◆ **RAW RECORDS**:
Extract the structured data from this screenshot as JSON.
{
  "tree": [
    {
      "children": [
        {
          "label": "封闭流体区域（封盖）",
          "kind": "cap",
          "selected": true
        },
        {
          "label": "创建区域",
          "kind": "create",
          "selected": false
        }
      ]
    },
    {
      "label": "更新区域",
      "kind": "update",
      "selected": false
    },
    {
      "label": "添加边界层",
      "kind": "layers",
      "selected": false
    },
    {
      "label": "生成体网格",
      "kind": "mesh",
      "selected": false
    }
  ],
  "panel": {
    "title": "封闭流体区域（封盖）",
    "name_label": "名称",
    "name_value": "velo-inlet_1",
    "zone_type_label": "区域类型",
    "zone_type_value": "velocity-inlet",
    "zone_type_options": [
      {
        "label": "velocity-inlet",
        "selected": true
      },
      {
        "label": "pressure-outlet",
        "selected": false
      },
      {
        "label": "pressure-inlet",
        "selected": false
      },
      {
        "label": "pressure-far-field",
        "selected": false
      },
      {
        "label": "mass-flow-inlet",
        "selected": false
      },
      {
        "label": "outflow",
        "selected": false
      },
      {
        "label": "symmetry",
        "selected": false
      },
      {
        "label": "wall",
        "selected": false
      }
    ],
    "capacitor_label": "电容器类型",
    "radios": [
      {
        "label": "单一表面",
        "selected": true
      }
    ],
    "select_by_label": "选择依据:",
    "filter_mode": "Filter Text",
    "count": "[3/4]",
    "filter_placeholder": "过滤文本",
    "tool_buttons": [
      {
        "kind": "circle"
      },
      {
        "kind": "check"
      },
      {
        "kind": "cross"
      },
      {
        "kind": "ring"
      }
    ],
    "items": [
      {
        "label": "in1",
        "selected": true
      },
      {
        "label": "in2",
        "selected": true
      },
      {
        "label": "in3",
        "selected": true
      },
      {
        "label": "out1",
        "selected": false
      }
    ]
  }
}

...

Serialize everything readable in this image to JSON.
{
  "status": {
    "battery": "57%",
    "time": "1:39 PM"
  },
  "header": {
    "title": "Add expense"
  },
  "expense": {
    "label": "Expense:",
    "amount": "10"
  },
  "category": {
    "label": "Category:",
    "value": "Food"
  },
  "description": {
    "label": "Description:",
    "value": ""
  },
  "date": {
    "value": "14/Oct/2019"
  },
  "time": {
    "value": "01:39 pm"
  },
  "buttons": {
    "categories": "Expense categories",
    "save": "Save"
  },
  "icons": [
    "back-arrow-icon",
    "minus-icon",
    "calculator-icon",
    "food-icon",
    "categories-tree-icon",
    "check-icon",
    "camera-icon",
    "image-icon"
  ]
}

◆ **TASK DESCRIPTION**: Scan the data above; copy every line where "kind" appears.

◆ **EXERCISE RESPONSE**:
          "kind": "cap",
          "kind": "create",
      "kind": "update",
      "kind": "layers",
      "kind": "mesh",
        "kind": "circle"
        "kind": "check"
        "kind": "cross"
        "kind": "ring"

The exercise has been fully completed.